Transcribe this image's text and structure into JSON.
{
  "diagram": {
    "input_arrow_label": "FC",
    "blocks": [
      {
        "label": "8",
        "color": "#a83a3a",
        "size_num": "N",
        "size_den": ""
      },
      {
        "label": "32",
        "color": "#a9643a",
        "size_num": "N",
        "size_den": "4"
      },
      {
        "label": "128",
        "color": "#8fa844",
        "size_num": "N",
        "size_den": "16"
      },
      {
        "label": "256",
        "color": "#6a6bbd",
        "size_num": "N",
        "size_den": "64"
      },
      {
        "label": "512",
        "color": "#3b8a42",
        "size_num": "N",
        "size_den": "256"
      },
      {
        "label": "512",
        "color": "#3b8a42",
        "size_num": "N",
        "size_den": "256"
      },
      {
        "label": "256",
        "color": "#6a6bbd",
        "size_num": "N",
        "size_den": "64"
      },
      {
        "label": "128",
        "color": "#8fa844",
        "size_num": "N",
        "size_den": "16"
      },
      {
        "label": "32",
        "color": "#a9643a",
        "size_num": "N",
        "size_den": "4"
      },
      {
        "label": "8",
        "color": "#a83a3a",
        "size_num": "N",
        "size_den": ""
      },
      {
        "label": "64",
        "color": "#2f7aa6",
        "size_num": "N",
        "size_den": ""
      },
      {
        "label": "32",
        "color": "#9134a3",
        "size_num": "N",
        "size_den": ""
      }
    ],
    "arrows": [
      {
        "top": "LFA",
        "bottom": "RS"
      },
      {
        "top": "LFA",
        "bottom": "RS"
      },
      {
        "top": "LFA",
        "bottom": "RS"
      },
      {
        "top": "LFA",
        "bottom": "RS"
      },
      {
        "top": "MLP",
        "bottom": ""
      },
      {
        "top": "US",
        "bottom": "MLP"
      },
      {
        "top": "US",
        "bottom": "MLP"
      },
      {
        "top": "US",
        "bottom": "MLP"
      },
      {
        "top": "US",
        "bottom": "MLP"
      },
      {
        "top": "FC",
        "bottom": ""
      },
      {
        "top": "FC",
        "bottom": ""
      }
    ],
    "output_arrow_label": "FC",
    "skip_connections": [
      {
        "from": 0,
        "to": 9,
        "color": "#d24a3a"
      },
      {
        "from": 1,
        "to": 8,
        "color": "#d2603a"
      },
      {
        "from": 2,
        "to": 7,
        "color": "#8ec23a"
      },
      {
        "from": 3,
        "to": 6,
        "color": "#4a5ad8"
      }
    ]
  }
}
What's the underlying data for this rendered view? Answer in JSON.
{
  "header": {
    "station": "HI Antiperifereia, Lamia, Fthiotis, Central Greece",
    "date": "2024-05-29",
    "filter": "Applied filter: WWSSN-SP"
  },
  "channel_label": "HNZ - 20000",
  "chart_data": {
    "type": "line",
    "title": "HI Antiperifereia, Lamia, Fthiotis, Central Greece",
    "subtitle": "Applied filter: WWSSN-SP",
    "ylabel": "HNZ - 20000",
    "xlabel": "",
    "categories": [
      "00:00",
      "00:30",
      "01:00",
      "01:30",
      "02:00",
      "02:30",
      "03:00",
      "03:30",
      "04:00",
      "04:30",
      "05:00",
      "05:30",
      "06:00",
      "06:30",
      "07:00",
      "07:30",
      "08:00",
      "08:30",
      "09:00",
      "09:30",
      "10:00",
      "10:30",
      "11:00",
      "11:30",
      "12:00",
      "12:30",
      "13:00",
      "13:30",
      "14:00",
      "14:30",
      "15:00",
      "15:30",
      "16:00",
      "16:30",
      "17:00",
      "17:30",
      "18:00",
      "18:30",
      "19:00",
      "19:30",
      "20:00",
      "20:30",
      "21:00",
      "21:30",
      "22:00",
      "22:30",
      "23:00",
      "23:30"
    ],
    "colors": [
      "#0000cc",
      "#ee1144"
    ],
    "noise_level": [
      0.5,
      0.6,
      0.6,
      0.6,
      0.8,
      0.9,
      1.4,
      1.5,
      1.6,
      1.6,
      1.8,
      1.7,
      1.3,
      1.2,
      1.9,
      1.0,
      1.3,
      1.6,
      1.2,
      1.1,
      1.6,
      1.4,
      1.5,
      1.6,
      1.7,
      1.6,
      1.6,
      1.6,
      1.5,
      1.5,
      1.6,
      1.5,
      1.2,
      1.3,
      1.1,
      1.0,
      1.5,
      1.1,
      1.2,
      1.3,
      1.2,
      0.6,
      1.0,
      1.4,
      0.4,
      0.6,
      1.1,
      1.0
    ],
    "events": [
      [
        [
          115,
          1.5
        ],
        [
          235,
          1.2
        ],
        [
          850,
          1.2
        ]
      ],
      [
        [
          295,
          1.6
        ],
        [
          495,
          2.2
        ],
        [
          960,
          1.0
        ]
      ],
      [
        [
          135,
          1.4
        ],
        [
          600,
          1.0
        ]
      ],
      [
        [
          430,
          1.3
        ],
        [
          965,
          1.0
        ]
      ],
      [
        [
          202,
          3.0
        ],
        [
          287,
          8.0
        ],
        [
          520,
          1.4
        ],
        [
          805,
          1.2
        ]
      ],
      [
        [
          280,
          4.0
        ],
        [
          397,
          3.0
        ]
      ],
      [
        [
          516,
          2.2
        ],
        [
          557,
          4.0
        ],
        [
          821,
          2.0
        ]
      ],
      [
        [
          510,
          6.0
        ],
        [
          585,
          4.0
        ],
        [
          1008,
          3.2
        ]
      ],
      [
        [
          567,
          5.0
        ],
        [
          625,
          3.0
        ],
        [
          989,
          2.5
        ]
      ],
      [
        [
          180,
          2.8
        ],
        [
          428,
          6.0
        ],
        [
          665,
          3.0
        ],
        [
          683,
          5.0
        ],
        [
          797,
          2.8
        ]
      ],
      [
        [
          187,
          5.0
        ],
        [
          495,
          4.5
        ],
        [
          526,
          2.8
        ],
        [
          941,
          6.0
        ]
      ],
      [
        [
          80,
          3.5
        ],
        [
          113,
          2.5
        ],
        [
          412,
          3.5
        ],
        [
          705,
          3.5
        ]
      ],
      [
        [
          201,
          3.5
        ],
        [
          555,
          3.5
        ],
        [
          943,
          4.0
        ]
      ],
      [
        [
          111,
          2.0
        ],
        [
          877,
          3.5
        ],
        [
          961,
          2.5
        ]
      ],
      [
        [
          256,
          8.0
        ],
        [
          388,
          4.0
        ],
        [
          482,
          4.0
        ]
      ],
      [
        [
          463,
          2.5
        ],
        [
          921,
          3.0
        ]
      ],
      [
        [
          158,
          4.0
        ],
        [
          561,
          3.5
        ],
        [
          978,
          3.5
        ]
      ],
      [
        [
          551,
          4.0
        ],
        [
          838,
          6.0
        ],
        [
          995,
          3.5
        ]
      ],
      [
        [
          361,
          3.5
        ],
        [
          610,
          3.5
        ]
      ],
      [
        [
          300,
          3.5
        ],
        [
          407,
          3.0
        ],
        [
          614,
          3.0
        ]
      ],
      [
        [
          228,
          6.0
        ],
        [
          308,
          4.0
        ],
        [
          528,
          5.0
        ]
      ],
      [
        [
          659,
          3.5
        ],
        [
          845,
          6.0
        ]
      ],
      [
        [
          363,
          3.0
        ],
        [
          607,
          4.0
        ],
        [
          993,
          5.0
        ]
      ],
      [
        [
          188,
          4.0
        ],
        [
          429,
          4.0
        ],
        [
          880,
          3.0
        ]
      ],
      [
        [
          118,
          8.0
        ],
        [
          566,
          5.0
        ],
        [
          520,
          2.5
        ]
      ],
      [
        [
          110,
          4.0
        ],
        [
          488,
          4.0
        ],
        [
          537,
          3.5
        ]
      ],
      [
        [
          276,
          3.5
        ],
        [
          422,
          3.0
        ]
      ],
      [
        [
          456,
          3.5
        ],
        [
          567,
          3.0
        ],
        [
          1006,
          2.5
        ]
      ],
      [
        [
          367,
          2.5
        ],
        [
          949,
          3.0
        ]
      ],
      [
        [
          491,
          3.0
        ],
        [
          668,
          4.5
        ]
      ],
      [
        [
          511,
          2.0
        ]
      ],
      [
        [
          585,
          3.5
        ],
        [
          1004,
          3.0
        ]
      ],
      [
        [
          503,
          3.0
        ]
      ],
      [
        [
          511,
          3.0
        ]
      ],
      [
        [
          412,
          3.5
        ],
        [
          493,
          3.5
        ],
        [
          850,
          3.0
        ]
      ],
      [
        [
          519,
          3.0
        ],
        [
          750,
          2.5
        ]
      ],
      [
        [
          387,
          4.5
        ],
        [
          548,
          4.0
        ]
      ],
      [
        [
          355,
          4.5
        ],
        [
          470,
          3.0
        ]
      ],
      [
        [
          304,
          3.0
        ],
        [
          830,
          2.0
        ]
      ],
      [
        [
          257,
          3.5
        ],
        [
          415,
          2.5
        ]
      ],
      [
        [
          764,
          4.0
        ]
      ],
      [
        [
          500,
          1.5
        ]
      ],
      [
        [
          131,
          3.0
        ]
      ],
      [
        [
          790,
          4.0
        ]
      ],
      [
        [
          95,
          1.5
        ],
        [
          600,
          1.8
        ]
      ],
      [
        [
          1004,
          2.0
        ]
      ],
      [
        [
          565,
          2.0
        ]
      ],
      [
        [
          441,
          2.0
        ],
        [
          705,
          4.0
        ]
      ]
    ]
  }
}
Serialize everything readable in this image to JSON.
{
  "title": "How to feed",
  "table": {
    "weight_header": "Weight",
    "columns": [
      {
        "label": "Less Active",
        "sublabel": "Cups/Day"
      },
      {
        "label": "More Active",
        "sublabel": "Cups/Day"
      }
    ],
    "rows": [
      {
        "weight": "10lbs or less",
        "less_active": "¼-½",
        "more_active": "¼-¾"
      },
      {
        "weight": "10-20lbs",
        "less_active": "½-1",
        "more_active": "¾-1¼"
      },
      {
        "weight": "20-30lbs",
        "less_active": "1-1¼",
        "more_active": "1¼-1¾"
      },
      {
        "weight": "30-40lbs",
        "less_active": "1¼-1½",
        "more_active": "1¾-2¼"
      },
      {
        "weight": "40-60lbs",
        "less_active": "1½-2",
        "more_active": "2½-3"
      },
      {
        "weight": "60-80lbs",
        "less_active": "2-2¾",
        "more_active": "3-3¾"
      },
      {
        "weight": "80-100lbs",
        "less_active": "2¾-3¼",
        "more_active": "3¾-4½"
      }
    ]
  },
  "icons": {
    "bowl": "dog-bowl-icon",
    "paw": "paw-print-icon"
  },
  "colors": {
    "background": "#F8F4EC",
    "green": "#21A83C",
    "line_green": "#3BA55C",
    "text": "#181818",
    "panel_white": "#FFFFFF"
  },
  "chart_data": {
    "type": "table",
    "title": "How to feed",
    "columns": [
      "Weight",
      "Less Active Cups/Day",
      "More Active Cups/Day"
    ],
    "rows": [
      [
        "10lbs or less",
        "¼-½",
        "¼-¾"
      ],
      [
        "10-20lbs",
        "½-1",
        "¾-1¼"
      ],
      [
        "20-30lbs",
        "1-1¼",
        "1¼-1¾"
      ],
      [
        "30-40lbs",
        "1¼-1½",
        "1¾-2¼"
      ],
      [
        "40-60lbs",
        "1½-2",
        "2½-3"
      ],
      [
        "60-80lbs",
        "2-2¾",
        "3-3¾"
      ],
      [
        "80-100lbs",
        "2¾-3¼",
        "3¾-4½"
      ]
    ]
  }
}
·····
**Stated goal**
Which lines hold the string "text"? Copy all of them from the data above.

**Expected answer**
Transcribe this image's text and structure into JSON.
    "text": "#181818",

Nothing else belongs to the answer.